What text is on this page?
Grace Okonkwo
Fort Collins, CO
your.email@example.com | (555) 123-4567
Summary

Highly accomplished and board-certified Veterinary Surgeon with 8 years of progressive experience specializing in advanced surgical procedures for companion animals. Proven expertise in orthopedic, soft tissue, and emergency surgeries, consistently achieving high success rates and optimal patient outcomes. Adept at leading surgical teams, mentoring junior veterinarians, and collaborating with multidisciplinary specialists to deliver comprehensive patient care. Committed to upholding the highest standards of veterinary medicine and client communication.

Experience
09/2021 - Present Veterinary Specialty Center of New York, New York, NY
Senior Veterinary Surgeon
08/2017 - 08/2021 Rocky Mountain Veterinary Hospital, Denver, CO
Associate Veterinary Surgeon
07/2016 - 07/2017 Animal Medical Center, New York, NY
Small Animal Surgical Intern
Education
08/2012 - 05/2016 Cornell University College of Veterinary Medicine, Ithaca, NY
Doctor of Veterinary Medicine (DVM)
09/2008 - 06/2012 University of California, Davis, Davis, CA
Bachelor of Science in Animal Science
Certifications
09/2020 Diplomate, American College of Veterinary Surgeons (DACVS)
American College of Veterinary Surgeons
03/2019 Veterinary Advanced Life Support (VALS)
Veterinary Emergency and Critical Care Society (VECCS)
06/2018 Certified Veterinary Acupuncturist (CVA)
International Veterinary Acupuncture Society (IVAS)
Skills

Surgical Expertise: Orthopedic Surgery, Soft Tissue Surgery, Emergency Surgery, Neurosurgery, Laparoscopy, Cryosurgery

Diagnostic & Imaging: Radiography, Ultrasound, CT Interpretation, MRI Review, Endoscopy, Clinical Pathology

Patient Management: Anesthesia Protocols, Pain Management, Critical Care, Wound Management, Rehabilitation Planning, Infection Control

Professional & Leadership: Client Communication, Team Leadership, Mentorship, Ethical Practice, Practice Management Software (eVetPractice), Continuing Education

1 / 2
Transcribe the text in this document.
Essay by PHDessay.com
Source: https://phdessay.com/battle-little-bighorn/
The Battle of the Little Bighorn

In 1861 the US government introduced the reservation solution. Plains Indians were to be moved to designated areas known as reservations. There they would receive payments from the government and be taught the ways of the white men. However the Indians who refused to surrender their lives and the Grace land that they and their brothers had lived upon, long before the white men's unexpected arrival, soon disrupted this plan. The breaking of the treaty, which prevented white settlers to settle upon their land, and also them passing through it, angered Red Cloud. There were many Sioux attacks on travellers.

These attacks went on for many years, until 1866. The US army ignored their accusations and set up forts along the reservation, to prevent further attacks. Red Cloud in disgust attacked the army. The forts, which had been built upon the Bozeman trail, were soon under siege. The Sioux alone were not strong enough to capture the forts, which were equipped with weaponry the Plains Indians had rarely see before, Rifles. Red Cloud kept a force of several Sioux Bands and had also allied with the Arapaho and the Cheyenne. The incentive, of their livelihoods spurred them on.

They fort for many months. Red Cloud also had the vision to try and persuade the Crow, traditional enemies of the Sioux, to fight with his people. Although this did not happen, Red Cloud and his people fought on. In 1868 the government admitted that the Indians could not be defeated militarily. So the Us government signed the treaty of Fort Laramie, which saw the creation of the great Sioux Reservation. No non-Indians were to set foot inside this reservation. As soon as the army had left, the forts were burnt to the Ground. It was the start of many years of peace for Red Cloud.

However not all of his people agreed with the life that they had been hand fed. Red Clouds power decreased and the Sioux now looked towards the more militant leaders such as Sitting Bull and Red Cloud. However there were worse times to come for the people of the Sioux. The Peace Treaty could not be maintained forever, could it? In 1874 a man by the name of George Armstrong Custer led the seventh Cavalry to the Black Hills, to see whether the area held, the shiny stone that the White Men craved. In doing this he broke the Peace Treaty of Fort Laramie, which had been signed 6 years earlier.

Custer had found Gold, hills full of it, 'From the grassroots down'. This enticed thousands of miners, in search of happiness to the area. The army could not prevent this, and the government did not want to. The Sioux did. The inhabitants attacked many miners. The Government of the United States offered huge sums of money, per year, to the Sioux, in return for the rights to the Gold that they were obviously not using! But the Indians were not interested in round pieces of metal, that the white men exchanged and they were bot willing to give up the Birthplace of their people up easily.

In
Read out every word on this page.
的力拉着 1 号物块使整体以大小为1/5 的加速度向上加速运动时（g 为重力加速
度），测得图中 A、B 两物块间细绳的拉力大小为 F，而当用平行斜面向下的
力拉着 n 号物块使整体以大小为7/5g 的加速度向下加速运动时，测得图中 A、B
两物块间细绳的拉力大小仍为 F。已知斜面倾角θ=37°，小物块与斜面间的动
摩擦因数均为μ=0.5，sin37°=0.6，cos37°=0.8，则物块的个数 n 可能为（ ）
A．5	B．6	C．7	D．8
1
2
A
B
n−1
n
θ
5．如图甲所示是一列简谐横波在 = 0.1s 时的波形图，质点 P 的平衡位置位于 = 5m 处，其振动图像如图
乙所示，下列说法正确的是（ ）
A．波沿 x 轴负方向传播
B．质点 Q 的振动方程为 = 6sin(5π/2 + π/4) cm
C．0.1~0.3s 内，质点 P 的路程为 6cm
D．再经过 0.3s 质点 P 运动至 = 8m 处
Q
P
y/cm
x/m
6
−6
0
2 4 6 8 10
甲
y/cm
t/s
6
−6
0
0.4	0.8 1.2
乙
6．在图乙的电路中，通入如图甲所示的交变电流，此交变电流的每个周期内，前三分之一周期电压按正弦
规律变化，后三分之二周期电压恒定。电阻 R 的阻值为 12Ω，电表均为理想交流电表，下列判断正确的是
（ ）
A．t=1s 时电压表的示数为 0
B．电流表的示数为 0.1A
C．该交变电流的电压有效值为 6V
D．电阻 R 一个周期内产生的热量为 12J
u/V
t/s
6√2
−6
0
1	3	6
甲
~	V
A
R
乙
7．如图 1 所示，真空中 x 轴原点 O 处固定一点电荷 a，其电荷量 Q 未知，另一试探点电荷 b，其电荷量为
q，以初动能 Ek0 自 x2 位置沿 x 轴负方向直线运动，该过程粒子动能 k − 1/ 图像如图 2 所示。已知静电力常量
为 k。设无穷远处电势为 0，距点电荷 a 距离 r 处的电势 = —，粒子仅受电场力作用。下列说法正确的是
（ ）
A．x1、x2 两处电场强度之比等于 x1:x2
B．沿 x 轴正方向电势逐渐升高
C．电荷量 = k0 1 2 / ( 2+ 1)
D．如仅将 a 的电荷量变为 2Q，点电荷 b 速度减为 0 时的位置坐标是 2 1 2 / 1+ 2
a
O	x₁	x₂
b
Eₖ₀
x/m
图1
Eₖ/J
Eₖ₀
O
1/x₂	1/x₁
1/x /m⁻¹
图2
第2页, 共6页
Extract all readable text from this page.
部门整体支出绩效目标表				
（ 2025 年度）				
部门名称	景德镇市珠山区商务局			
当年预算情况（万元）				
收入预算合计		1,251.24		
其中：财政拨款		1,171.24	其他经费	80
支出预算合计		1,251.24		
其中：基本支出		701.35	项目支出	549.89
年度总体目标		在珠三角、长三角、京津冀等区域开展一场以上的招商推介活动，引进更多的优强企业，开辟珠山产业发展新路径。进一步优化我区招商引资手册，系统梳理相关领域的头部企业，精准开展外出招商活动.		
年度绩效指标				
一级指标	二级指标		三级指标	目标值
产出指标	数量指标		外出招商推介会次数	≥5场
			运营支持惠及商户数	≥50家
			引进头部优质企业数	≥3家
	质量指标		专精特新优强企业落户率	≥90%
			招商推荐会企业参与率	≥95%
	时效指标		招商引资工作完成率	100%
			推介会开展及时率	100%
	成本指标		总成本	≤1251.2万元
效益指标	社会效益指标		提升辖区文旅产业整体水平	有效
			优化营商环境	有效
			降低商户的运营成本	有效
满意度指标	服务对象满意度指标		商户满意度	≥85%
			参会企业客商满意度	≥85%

▶ STATED PROBLEM
Repeat word for word each line from the one with "Extract all readable text from this page." to the end of the records above, inclusive.

▶ OUTPUT OF THE EXERCISE
Extract all readable text from this page.
部门整体支出绩效目标表				
（ 2025 年度）				
部门名称	景德镇市珠山区商务局			
当年预算情况（万元）				
收入预算合计		1,251.24		
其中：财政拨款		1,171.24	其他经费	80
支出预算合计		1,251.24		
其中：基本支出		701.35	项目支出	549.89
年度总体目标		在珠三角、长三角、京津冀等区域开展一场以上的招商推介活动，引进更多的优强企业，开辟珠山产业发展新路径。进一步优化我区招商引资手册，系统梳理相关领域的头部企业，精准开展外出招商活动.		
年度绩效指标				
一级指标	二级指标		三级指标	目标值
产出指标	数量指标		外出招商推介会次数	≥5场
			运营支持惠及商户数	≥50家
			引进头部优质企业数	≥3家
	质量指标		专精特新优强企业落户率	≥90%
			招商推荐会企业参与率	≥95%
	时效指标		招商引资工作完成率	100%
			推介会开展及时率	100%
	成本指标		总成本	≤1251.2万元
效益指标	社会效益指标		提升辖区文旅产业整体水平	有效
			优化营商环境	有效
			降低商户的运营成本	有效
满意度指标	服务对象满意度指标		商户满意度	≥85%
			参会企业客商满意度	≥85%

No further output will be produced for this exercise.